• **DATA SUPPLIED**
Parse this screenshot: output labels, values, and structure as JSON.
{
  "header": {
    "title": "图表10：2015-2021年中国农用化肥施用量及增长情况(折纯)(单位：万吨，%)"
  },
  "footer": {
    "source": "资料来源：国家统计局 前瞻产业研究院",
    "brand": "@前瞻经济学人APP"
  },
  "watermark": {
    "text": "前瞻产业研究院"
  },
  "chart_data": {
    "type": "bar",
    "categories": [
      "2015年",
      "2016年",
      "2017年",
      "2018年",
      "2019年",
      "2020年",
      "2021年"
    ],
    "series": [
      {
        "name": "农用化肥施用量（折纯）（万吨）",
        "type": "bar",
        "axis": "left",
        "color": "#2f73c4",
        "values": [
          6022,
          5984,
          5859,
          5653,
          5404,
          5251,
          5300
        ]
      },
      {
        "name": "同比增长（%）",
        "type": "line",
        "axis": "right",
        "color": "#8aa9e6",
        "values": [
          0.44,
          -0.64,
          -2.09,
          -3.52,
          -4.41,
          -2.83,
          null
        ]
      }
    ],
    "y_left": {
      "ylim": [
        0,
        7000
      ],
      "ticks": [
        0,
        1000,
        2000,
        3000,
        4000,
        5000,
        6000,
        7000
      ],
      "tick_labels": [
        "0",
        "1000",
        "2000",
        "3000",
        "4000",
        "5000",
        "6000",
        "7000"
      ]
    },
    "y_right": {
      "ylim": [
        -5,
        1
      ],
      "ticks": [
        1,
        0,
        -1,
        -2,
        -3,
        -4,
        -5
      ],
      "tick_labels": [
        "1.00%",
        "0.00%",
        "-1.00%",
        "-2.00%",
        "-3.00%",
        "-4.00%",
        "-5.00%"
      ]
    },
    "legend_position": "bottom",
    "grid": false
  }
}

• **PROBLEM TO SOLVE**
Working from the listing above, pick out every line that has "前瞻产业研究院" and copy it.

• **RESPONSE**
    "source": "资料来源：国家统计局 前瞻产业研究院",
    "text": "前瞻产业研究院"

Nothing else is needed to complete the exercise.